Тирания всегда вырастает из того, что Галилей называл ликом Медузы, этим страшным ликом, который подчинял себе человека и заставлял его цепенеть и оставаться неподвижным.

После такого экскурса в XV–XVI века Луначарский довольно долго говорил о глубоком единстве расцвета художественного и научного творчества в 20-е годы и динамизма экономической и научно-технической политики, учитывавшей назревшие, движущиеся, незавершенные, незастывшие тенденции электродинамики как теоретической основы электрификации.

Ответная реплика Эйнштейна была очень пространной — почти лекцией. Если бы ее нужно было озаглавить, то ничего нельзя было бы придумать лучшего, чем название написанной через четверть века и опубликованной в 1949 году статьи Эйнштейна «Почему социализм?».

Я знал содержание этой статьи и теперь как бы присутствовал при рождении чего-то давно знакомого, отмечая отличия от последующей систематической формы. Отличия состояли в большей законченности и строгости статьи 1949 года и в большей связи политических и экономических идей в этом раннем, устном profession de foi 20-х годов.

— Мне иногда кажется, — задумчиво начал Эйнштейн, — что происходящее сейчас у вас в стране когда-нибудь сомкнется с тем, о чем я сейчас часто размышляю. Не знаю, подходит ли это слово «сомкнется» к усилиям вашего народа, с одной стороны, и к моим одиноким, отвлеченным и пока безрезультатным размышлениям — с другой. Мне хочется распространить общую теорию относительности на другие поля, помимо гравитационного, создать единую теорию поля. Это, по-видимому, значит найти в космосе источник микропроцессов, а в микропроцессах — источник трансформации космоса. Я думаю, что реализация этой тенденции современной

науки будет началом больших перемен в технике, экономике, культуре. Теория относительности уже сейчас внушает мысли об освобождении энергии, которые являются одновременно и надеждами, и опасениями. Так вот, планомерный перевод производства на те рельсы, которые являются воплощением классической электродинамики, когда-нибудь станет планомерной трансформацией производства, которое будет воплощать уже не электромагнитную картину мира, а ту бесконечно сложную картину, о которой, по вашим словам, писал когда-то Ленин. И может быть, эта картина будет единой полевой картиной мироздания.

Продолжая свою длительную реплику, Эйнштейн уже не излагал свои физические соображения, он говорил об их эмоциональном аккомпанементе, о стремлении к постижению мира в его единстве.

+-------+

__Поставленное задание 1__
Перечислите все фамилии реальных исторических лиц, которые упоминаются в отрывке об Эйнштейне.
Приведённые далее записи никак не связаны с отрывком об Эйнштейне.

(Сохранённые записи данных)
+-------+

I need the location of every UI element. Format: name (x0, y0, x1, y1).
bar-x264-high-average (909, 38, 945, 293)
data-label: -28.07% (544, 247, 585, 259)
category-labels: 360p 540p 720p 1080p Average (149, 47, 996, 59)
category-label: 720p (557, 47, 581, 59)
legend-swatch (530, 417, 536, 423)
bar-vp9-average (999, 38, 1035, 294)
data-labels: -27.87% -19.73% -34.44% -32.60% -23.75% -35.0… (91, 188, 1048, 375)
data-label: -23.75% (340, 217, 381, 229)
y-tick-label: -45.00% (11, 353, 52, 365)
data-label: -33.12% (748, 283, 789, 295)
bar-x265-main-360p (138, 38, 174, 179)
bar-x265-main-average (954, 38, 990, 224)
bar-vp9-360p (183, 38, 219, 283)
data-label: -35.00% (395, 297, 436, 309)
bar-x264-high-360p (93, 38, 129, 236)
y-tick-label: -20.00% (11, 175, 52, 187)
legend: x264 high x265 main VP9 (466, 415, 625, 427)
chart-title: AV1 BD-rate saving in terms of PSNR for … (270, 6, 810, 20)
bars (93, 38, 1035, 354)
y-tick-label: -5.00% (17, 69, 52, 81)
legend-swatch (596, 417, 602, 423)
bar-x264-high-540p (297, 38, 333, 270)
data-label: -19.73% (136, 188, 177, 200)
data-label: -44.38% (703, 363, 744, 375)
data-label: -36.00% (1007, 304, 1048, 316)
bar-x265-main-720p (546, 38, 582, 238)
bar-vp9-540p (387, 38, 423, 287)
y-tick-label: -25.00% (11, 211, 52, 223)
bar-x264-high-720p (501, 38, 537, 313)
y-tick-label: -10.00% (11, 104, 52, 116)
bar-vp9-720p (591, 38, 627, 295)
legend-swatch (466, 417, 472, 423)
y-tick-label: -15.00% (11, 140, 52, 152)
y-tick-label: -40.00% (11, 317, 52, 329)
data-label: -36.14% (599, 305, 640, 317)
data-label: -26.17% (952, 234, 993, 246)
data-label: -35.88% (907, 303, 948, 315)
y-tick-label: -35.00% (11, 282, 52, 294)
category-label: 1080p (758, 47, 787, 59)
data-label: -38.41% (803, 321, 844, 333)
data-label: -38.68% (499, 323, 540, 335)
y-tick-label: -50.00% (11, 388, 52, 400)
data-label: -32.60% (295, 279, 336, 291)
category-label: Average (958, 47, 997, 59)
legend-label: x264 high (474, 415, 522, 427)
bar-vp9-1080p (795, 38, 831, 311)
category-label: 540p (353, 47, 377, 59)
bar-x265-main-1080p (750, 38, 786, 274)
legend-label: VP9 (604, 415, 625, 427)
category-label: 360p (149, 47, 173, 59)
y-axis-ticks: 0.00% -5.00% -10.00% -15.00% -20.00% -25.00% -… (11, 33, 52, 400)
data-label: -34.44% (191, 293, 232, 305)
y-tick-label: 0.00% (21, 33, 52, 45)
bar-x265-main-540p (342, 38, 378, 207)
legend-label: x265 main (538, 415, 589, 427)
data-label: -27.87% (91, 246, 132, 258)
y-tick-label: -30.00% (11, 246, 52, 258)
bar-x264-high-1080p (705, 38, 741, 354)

+-------+

__Поставленное задание 2__
Перенесите в нумерованный список записи на участке от самого начала записей до строки с «bar-x264-high-360p (93, 38, 129, 236)» включительно, опустив пустые строки.

__Итоговый результат 1__
Галилей, Луначарский, Эйнштейн, Ленин

__Итоговый результат 2__
1. I need the location of every UI element. Format: name (x0, y0, x1, y1).
2. bar-x264-high-average (909, 38, 945, 293)
3. data-label: -28.07% (544, 247, 585, 259)
4. category-labels: 360p 540p 720p 1080p Average (149, 47, 996, 59)
5. category-label: 720p (557, 47, 581, 59)
6. legend-swatch (530, 417, 536, 423)
7. bar-vp9-average (999, 38, 1035, 294)
8. data-labels: -27.87% -19.73% -34.44% -32.60% -23.75% -35.0… (91, 188, 1048, 375)
9. data-label: -23.75% (340, 217, 381, 229)
10. y-tick-label: -45.00% (11, 353, 52, 365)
11. data-label: -33.12% (748, 283, 789, 295)
12. bar-x265-main-360p (138, 38, 174, 179)
13. bar-x265-main-average (954, 38, 990, 224)
14. bar-vp9-360p (183, 38, 219, 283)
15. data-label: -35.00% (395, 297, 436, 309)
16. bar-x264-high-360p (93, 38, 129, 236)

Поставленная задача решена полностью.